ИСХОДНЫЙ ТЕКСТ:
* * * * * * * * *

Ей было не по себе, когда она смотрела на это снежное покрывало. Ведь еще вчера там, где была развезена грязь, там, где были скомканы последние обрывки жизни лета, уже сегодня покоилась эта самая безразличная млечность, такая чистая и такая бездушная. Тысячи крохотных лужиц, совсем недавно взиравших на небо с отчаянием и надеждой, ныне потянулись мутным стеклом. Они ослепли.

Она была еще очень молода, но ей уже не хотелось ничего менять в своей жизни. Называется ли это счастьем или смирением? Никто этого не знал, а сама она никогда не стремилась изливать душу кому бы то ни было. И этот зимний наряд, укрывший родной город, который другие называли украшением, снежно-белым платьем, она же представляла саваном. Саваном, который укутал в себя хладное тело прошедшей жизни, который навсегда отделил от нее ее устоявшийся быт, который безжалостно пророчил ей перемены, несмотря на безмолвный вопль ее души о том, что не надо, не надо ничего менять, пусть все будет так, так хорошо... Не надо!.. Но поздно.

четверг, 28 января 2010 г.

Стало сложнее

Втянул, что было сил и ожег легкие морозным воздухом. Запрокинул голову, увидев яркий фонарь луны, плывущий в мутноватом мареве. Неспешно пошел к мусорке по скрипучему снегу.

* * * * * * * * *

МАТЕРИАЛ:
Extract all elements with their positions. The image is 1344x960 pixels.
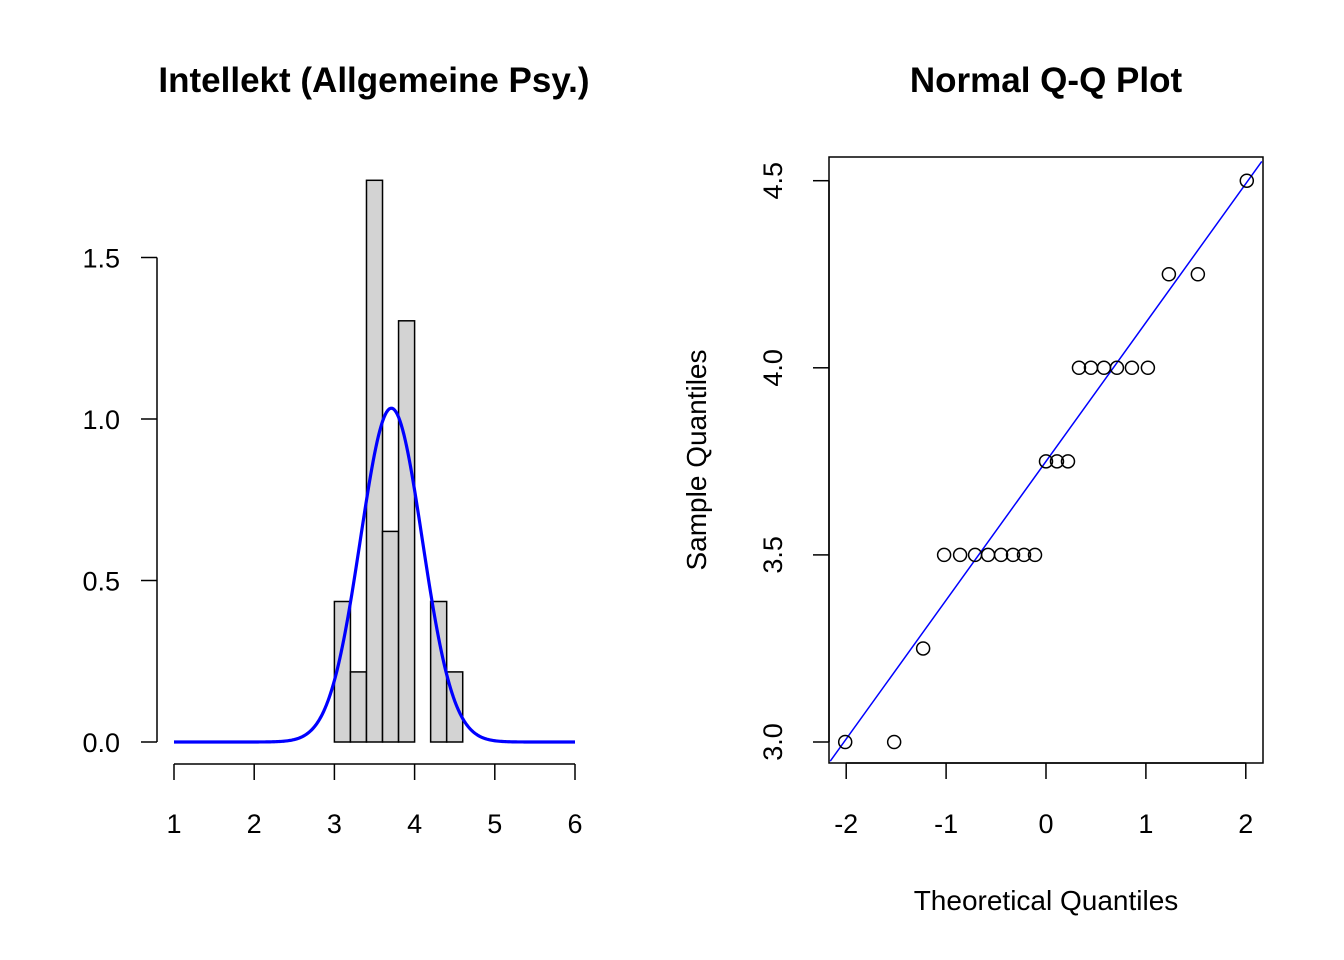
- qq-point: [936, 547, 952, 563]
- histogram-x-tick-label: 3: [327, 809, 342, 839]
- density-curve: [174, 406, 575, 744]
- histogram-x-tick-label: 6: [567, 809, 582, 839]
- qq-point: [1027, 547, 1043, 563]
- histogram-x-tick-label: 5: [487, 809, 502, 839]
- qq-point: [1124, 360, 1140, 376]
- histogram-y-tick-label: 1.5: [82, 244, 120, 274]
- qq-point: [915, 641, 931, 656]
- histogram-bar: [429, 600, 448, 743]
- histogram-title: Intellekt (Allgemeine Psy.): [158, 61, 589, 100]
- histogram-x-tick-label: 1: [166, 809, 181, 839]
- histogram-y-tick-label: 0.5: [82, 567, 120, 597]
- qq-point: [1109, 360, 1125, 376]
- qq-y-tick-label: 3.0: [758, 723, 788, 761]
- qq-x-tick-label: -2: [834, 809, 858, 839]
- qq-point: [1049, 454, 1065, 469]
- qq-point: [1190, 267, 1206, 282]
- qq-point: [952, 547, 968, 563]
- histogram-panel: Intellekt (Allgemeine Psy.) 1 2 3 4 5 6 0.0 0.5…: [82, 61, 589, 839]
- qq-plot-title: Normal Q-Q Plot: [910, 61, 1183, 100]
- qq-point: [1161, 267, 1177, 282]
- qq-plot-panel: Normal Q-Q Plot Theoretical Quantiles Sa…: [681, 61, 1264, 916]
- qq-point: [1016, 547, 1032, 563]
- qq-x-tick-label: 2: [1238, 809, 1253, 839]
- histogram-x-tick-label: 4: [407, 809, 422, 839]
- qq-point: [1239, 173, 1255, 188]
- qq-reference-line: [829, 161, 1263, 762]
- qq-x-tick-label: 1: [1138, 809, 1153, 839]
- qq-point: [1005, 547, 1021, 563]
- qq-point: [1060, 454, 1076, 469]
- qq-y-tick-label: 4.5: [758, 162, 788, 200]
- histogram-y-tick-label: 1.0: [82, 405, 120, 435]
- histogram-bar: [349, 671, 368, 743]
- qq-point: [886, 734, 902, 750]
- histogram-bar: [397, 320, 416, 743]
- qq-point: [837, 734, 853, 750]
- qq-y-tick-label: 4.0: [758, 349, 788, 387]
- qq-x-axis-label: Theoretical Quantiles: [914, 885, 1179, 916]
- histogram-bar: [381, 530, 400, 743]
- qq-point: [1140, 360, 1156, 376]
- qq-x-tick-label: -1: [934, 809, 958, 839]
- qq-y-tick-label: 3.5: [758, 536, 788, 574]
- qq-x-tick-label: 0: [1038, 809, 1053, 839]
- qq-point: [1083, 360, 1099, 376]
- qq-point: [1071, 360, 1087, 376]
- qq-point: [993, 547, 1009, 563]
- qq-point: [1096, 360, 1112, 376]
- qq-y-axis-label: Sample Quantiles: [681, 349, 712, 570]
- histogram-x-tick-label: 2: [247, 809, 262, 839]
- qq-point: [1038, 454, 1054, 469]
- histogram-y-tick-label: 0.0: [82, 728, 120, 758]
- qq-point: [980, 547, 996, 563]
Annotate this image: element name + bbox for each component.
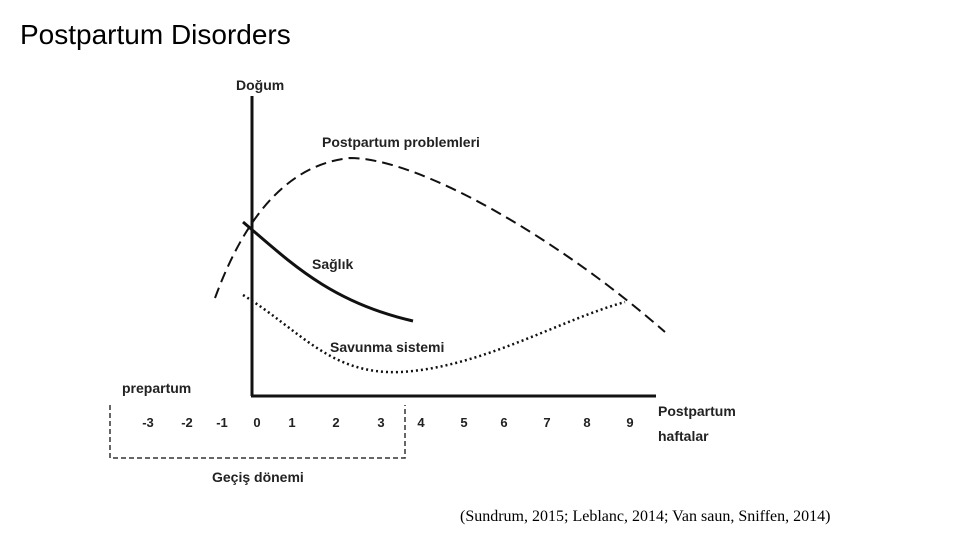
health-curve <box>242 220 414 323</box>
transition-bracket <box>109 405 406 459</box>
y-axis-label: Doğum <box>236 77 284 93</box>
x-tick-label: -1 <box>216 415 228 430</box>
citation: (Sundrum, 2015; Leblanc, 2014; Van saun,… <box>460 508 830 525</box>
curve-label: Sağlık <box>312 256 353 272</box>
prepartum-label: prepartum <box>122 380 191 396</box>
x-tick-label: 4 <box>417 415 425 430</box>
x-tick-label: 0 <box>253 415 260 430</box>
transition-label: Geçiş dönemi <box>212 469 304 485</box>
x-tick-label: 8 <box>583 415 590 430</box>
x-axis-label: Postpartum <box>658 403 736 419</box>
x-tick-label: 9 <box>626 415 633 430</box>
x-tick-label: 7 <box>543 415 550 430</box>
x-tick-label: -2 <box>181 415 193 430</box>
x-tick-label: 1 <box>288 415 295 430</box>
x-tick-label: 5 <box>460 415 467 430</box>
x-axis-label: haftalar <box>658 428 709 444</box>
curve-label: Postpartum problemleri <box>322 134 480 150</box>
x-tick-label: 2 <box>332 415 339 430</box>
x-tick-label: 6 <box>500 415 507 430</box>
x-tick-label: 3 <box>377 415 384 430</box>
curve-label: Savunma sistemi <box>330 339 444 355</box>
immune-curve <box>242 293 626 374</box>
slide-title: Postpartum Disorders <box>20 19 291 50</box>
diagram: Doğum Postpartum problemleri Sağlık Savu… <box>109 77 736 485</box>
x-tick-label: -3 <box>142 415 154 430</box>
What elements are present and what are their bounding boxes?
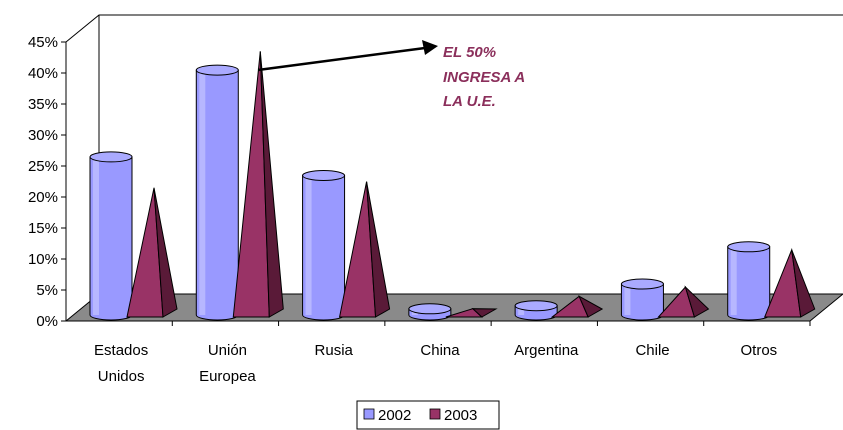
- annotation-arrowhead: [422, 40, 438, 55]
- bar-2003: [763, 247, 816, 318]
- cylinder-highlight: [518, 305, 525, 315]
- legend-label-2002: 2002: [378, 407, 411, 424]
- annotation-line-3: LA U.E.: [443, 93, 496, 110]
- x-tick-label: Europea: [199, 368, 256, 385]
- bar-2002: [195, 64, 239, 321]
- cylinder-top: [89, 151, 133, 163]
- cylinder-highlight: [730, 246, 737, 315]
- x-tick-label: Unión: [208, 342, 247, 359]
- cylinder-top: [408, 303, 452, 315]
- legend-label-2003: 2003: [444, 407, 477, 424]
- y-tick-label: 40%: [28, 65, 58, 82]
- y-tick-label: 15%: [28, 220, 58, 237]
- bar-2002: [514, 300, 558, 321]
- bar-2003: [232, 51, 284, 318]
- pyramid-side: [578, 295, 604, 318]
- x-tick-label: Unidos: [98, 368, 145, 385]
- y-tick-label: 35%: [28, 96, 58, 113]
- x-tick-label: China: [420, 342, 460, 359]
- cylinder-highlight: [199, 70, 206, 315]
- bar-2003: [657, 285, 710, 318]
- y-tick-label: 25%: [28, 158, 58, 175]
- cylinder-top: [302, 170, 346, 181]
- y-tick-label: 0%: [36, 313, 58, 330]
- annotation: EL 50% INGRESA A LA U.E.: [257, 40, 525, 110]
- y-tick-label: 5%: [36, 282, 58, 299]
- pyramid-side: [153, 187, 178, 318]
- annotation-line-1: EL 50%: [443, 44, 496, 61]
- legend: 2002 2003: [356, 400, 500, 430]
- cylinder-top: [514, 300, 558, 312]
- y-tick-label: 45%: [28, 34, 58, 51]
- y-tick-label: 30%: [28, 127, 58, 144]
- x-tick-label: Argentina: [514, 342, 579, 359]
- chart-marks: [89, 51, 816, 321]
- pyramid-side: [791, 249, 816, 318]
- pyramid-side: [471, 308, 498, 318]
- cylinder-top: [195, 64, 239, 76]
- bar-2002: [620, 278, 664, 321]
- pyramid-side: [684, 285, 710, 318]
- bar-2003: [550, 295, 604, 318]
- bar-2002: [302, 170, 346, 321]
- y-tick-label: 10%: [28, 251, 58, 268]
- bar-2002: [727, 241, 771, 321]
- annotation-line-2: INGRESA A: [443, 69, 525, 86]
- x-axis: Estados Unidos Unión Europea Rusia China Argen…: [66, 320, 811, 385]
- bar-2002: [408, 303, 452, 321]
- bar-2003: [445, 308, 498, 318]
- bar-2003: [338, 181, 391, 318]
- annotation-arrow-line: [257, 46, 426, 72]
- legend-swatch-2003: [429, 408, 441, 420]
- x-tick-label: Estados: [94, 342, 148, 359]
- x-tick-label: Rusia: [315, 342, 354, 359]
- pyramid-side: [366, 181, 391, 318]
- x-tick-label: Chile: [635, 342, 669, 359]
- y-axis: 0% 5% 10% 15% 20% 25% 30% 35% 40% 45%: [28, 34, 67, 330]
- cylinder-highlight: [305, 175, 312, 315]
- x-tick-label: Otros: [741, 342, 778, 359]
- cylinder-top: [727, 241, 771, 253]
- y-tick-label: 20%: [28, 189, 58, 206]
- cylinder-top: [620, 278, 664, 290]
- pyramid-side: [259, 51, 284, 318]
- bar-2003: [126, 187, 178, 318]
- cylinder-highlight: [93, 156, 99, 315]
- legend-swatch-2002: [363, 408, 375, 420]
- legend-box: [356, 400, 500, 430]
- bar-2002: [89, 151, 133, 321]
- cylinder-highlight: [624, 284, 631, 315]
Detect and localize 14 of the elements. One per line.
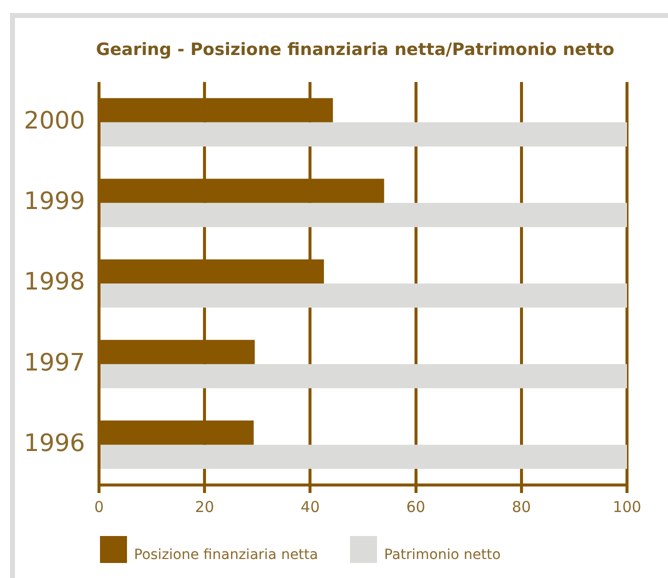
y-tick-label: 1997 bbox=[24, 348, 85, 376]
y-tick-label: 2000 bbox=[24, 106, 85, 135]
x-tick-label: 80 bbox=[512, 498, 531, 516]
legend-label: Patrimonio netto bbox=[384, 547, 501, 563]
y-tick-label: 1996 bbox=[24, 428, 85, 457]
x-tick-label: 100 bbox=[612, 498, 642, 516]
y-tick-label: 1998 bbox=[24, 268, 85, 296]
legend-label: Posizione finanziaria netta bbox=[134, 547, 318, 563]
x-tick-label: 40 bbox=[300, 498, 320, 516]
x-tick-label: 60 bbox=[406, 498, 426, 516]
x-tick-label: 20 bbox=[195, 498, 214, 516]
chart-title: Gearing - Posizione finanziaria netta/Patrimonio netto bbox=[96, 40, 614, 60]
y-tick-label: 1999 bbox=[24, 187, 85, 216]
x-tick-label: 0 bbox=[94, 498, 104, 516]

* * * * * * * * *

ЗАДАНИЯ:
A: Выпишите из исходного текста фрагмент, начиная со слов «Втянул, что было» и заканчивая словами «по скрипучему снегу.» включительно.
B: Какие действия исходный текст приписывает савану? Перечислите их все.
C: Чем, согласно исходному тексту, затянулись тысячи крохотных лужиц?

ОТВЕТЫ:
A:
Втянул, что было сил и ожег легкие морозным воздухом. Запрокинул голову, увидев яркий фонарь луны, плывущий в мутноватом мареве. Неспешно пошел к мусорке по скрипучему снегу.

B: Укутал в себя хладное тело прошедшей жизни; навсегда отделил от нее ее устоявшийся быт; безжалостно пророчил ей перемены.

C: Мутным стеклом.